(Dataset entries)
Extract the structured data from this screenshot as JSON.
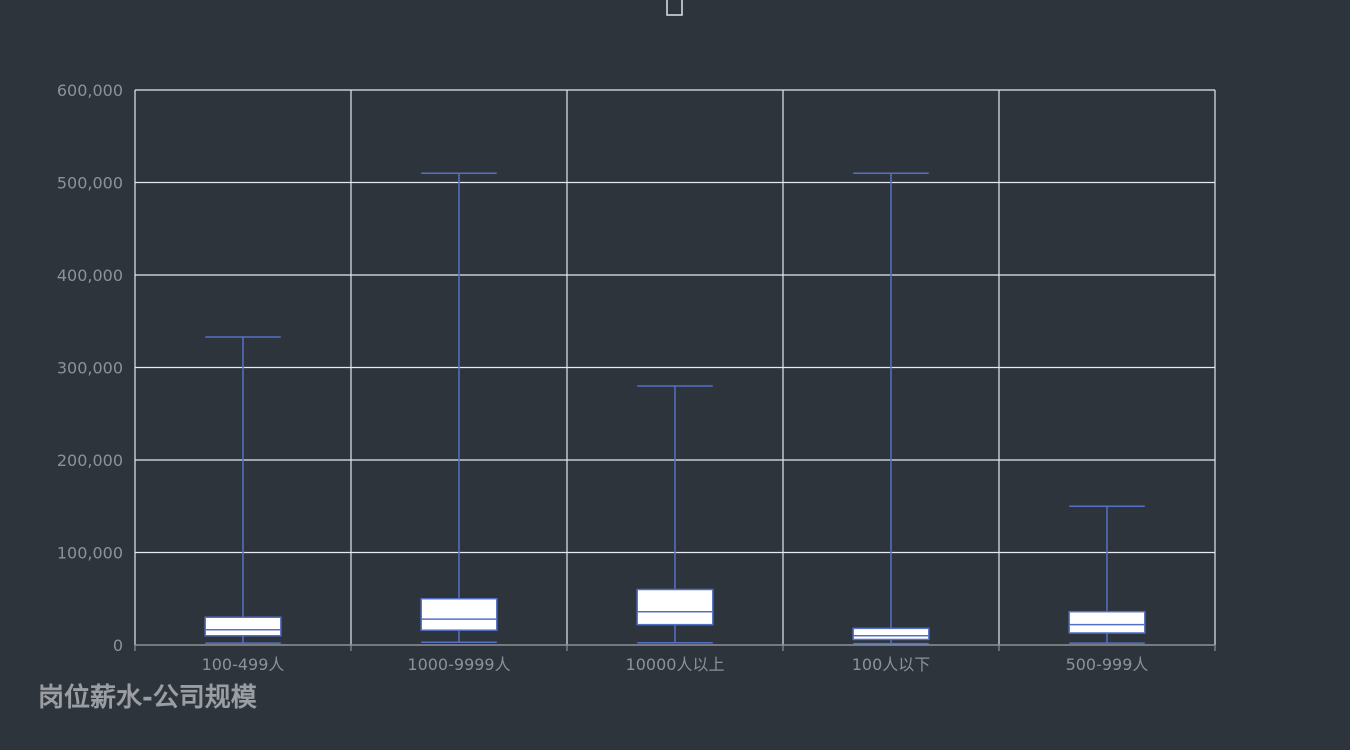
{
  "caption": "岗位薪水-公司规模",
  "colors": {
    "background": "#2e343b",
    "grid": "#e6e9ee",
    "axis": "#8d9298",
    "box_fill": "#ffffff",
    "box_stroke": "#5470c6",
    "label": "#8d9298"
  },
  "chart_data": {
    "type": "boxplot",
    "title": "",
    "xlabel": "",
    "ylabel": "",
    "categories": [
      "100-499人",
      "1000-9999人",
      "10000人以上",
      "100人以下",
      "500-999人"
    ],
    "ylim": [
      0,
      600000
    ],
    "yticks": [
      0,
      100000,
      200000,
      300000,
      400000,
      500000,
      600000
    ],
    "ytick_labels": [
      "0",
      "100,000",
      "200,000",
      "300,000",
      "400,000",
      "500,000",
      "600,000"
    ],
    "grid": true,
    "series": [
      {
        "values": [
          {
            "min": 2000,
            "q1": 10000,
            "median": 16500,
            "q3": 30000,
            "max": 333000
          },
          {
            "min": 3000,
            "q1": 16000,
            "median": 28000,
            "q3": 50000,
            "max": 510000
          },
          {
            "min": 2500,
            "q1": 22000,
            "median": 36000,
            "q3": 60000,
            "max": 280000
          },
          {
            "min": 1500,
            "q1": 6000,
            "median": 10000,
            "q3": 18000,
            "max": 510000
          },
          {
            "min": 2000,
            "q1": 13000,
            "median": 22000,
            "q3": 36000,
            "max": 150000
          }
        ]
      }
    ]
  }
}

• _Requirements_: Write out the whole listing exactly, and drop the pictures.

• _Written reply_:
Extract the structured data from this screenshot as JSON.
{
  "caption": "岗位薪水-公司规模",
  "colors": {
    "background": "#2e343b",
    "grid": "#e6e9ee",
    "axis": "#8d9298",
    "box_fill": "#ffffff",
    "box_stroke": "#5470c6",
    "label": "#8d9298"
  },
  "chart_data": {
    "type": "boxplot",
    "title": "",
    "xlabel": "",
    "ylabel": "",
    "categories": [
      "100-499人",
      "1000-9999人",
      "10000人以上",
      "100人以下",
      "500-999人"
    ],
    "ylim": [
      0,
      600000
    ],
    "yticks": [
      0,
      100000,
      200000,
      300000,
      400000,
      500000,
      600000
    ],
    "ytick_labels": [
      "0",
      "100,000",
      "200,000",
      "300,000",
      "400,000",
      "500,000",
      "600,000"
    ],
    "grid": true,
    "series": [
      {
        "values": [
          {
            "min": 2000,
            "q1": 10000,
            "median": 16500,
            "q3": 30000,
            "max": 333000
          },
          {
            "min": 3000,
            "q1": 16000,
            "median": 28000,
            "q3": 50000,
            "max": 510000
          },
          {
            "min": 2500,
            "q1": 22000,
            "median": 36000,
            "q3": 60000,
            "max": 280000
          },
          {
            "min": 1500,
            "q1": 6000,
            "median": 10000,
            "q3": 18000,
            "max": 510000
          },
          {
            "min": 2000,
            "q1": 13000,
            "median": 22000,
            "q3": 36000,
            "max": 150000
          }
        ]
      }
    ]
  }
}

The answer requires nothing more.